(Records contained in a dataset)
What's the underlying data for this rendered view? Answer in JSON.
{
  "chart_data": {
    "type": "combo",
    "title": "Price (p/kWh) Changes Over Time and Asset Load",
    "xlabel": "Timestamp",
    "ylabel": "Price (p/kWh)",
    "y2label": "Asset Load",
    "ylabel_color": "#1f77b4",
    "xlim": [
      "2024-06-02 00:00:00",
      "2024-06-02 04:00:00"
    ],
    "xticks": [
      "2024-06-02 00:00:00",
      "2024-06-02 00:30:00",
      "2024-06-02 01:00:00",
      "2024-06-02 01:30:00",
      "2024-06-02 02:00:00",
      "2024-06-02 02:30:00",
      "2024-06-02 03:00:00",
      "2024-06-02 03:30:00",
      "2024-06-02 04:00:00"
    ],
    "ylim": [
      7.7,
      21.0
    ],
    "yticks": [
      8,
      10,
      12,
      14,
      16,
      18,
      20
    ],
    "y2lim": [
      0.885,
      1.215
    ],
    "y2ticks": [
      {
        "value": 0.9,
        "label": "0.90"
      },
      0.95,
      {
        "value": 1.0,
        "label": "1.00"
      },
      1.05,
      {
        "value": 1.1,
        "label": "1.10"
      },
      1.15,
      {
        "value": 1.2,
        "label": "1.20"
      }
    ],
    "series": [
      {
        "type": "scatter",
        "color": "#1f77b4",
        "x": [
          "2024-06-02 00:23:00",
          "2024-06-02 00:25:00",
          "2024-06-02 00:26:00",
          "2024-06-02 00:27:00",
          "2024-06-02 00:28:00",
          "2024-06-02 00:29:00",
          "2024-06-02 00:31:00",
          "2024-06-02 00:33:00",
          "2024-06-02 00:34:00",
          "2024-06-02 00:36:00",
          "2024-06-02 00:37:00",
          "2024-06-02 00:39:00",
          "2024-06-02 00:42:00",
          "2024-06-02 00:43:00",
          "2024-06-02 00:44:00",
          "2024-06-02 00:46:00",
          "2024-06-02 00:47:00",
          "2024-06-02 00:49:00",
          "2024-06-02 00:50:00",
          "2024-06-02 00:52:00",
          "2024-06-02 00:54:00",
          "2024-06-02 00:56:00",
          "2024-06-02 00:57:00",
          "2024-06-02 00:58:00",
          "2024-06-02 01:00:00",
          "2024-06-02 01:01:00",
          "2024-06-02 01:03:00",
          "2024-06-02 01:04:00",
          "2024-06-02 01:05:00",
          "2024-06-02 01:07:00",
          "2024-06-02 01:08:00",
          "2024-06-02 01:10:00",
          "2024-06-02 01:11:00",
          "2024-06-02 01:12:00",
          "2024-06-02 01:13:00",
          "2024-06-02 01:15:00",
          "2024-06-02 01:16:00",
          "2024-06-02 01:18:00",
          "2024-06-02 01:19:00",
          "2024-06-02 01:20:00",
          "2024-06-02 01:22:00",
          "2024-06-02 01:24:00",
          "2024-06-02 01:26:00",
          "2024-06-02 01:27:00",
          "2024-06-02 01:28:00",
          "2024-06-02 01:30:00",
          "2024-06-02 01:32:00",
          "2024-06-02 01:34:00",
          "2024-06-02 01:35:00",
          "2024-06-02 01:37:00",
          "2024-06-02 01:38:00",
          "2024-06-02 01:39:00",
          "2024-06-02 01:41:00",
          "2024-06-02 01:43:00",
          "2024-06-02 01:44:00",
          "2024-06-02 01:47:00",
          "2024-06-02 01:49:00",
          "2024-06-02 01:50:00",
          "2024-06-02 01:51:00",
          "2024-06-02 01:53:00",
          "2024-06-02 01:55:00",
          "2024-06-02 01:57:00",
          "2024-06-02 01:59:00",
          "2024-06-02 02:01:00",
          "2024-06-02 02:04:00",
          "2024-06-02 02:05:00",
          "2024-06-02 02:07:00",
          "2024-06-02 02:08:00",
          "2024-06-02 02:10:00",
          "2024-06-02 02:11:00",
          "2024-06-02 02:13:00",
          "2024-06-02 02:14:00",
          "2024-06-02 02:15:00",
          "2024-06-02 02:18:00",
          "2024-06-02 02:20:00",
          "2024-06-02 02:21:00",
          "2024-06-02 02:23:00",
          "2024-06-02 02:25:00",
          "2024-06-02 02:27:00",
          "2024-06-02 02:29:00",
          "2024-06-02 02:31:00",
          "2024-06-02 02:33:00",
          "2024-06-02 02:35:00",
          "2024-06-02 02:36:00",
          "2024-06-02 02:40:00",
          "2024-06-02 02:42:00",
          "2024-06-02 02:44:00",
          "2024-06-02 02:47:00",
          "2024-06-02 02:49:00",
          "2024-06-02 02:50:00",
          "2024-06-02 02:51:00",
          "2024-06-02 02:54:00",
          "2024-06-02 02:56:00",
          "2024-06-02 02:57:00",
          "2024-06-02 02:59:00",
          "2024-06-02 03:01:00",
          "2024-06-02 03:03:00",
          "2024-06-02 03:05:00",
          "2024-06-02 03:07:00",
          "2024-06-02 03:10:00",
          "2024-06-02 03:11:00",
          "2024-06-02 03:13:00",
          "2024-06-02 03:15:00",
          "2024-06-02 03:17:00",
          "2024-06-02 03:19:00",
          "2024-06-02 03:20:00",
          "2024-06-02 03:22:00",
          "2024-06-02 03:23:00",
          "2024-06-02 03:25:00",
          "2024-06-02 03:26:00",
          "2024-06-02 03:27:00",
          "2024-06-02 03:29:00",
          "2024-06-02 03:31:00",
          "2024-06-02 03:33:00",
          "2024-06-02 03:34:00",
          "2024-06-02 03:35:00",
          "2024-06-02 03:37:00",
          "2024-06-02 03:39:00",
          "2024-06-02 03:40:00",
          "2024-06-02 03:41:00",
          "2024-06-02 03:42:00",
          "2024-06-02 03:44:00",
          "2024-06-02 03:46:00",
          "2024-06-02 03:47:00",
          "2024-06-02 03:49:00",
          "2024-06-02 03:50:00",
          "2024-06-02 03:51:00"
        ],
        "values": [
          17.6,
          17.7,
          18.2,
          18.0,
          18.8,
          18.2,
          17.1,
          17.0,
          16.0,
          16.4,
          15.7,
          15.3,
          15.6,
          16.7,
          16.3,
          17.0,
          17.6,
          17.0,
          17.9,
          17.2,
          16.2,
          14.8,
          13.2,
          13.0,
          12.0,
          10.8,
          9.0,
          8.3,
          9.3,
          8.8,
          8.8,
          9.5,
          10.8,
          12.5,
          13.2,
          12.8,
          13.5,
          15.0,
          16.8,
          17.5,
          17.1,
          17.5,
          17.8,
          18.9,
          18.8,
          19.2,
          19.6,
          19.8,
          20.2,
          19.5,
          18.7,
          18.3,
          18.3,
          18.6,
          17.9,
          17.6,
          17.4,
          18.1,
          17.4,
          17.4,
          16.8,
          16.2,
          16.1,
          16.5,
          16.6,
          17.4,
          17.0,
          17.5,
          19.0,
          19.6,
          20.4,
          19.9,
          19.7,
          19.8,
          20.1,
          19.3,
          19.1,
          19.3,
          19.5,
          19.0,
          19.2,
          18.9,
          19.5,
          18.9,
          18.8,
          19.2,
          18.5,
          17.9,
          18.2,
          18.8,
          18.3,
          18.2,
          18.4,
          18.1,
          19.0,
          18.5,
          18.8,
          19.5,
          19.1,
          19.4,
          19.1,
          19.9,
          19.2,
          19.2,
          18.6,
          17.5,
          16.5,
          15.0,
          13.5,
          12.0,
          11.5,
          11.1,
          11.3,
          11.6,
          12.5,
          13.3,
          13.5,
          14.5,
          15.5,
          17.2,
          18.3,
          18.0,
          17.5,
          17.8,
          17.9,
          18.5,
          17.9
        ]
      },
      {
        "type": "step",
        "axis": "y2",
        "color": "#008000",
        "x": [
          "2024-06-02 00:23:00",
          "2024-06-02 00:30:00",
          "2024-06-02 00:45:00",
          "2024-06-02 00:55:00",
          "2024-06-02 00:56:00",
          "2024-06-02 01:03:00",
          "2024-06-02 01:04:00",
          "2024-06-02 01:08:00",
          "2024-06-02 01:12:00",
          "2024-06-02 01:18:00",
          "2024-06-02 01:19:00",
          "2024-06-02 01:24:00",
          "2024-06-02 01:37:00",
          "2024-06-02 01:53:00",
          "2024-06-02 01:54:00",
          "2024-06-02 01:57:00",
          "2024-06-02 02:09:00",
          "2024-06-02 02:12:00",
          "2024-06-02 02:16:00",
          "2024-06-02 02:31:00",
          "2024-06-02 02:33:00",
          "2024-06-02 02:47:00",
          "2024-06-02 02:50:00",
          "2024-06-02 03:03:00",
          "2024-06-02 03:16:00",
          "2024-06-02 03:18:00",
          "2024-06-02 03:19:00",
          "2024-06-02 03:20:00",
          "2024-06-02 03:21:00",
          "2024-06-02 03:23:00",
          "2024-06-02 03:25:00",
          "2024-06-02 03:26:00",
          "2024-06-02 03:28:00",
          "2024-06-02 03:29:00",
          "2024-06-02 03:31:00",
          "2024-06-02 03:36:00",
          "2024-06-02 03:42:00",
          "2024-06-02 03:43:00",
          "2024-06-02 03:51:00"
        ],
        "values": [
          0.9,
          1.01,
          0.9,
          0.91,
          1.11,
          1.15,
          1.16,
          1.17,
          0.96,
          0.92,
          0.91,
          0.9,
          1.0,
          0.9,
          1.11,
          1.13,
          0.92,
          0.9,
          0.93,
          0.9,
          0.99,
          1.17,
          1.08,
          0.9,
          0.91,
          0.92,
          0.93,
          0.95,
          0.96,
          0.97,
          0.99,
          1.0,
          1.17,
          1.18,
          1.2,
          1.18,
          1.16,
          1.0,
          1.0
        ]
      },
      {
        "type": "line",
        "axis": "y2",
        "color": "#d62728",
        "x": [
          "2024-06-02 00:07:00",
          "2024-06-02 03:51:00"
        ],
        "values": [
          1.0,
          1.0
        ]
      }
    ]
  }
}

**Aim**
Read through the entries and copy every line that includes "type".

**Response to the task**
    "type": "combo",
        "type": "scatter",
        "type": "step",
        "type": "line",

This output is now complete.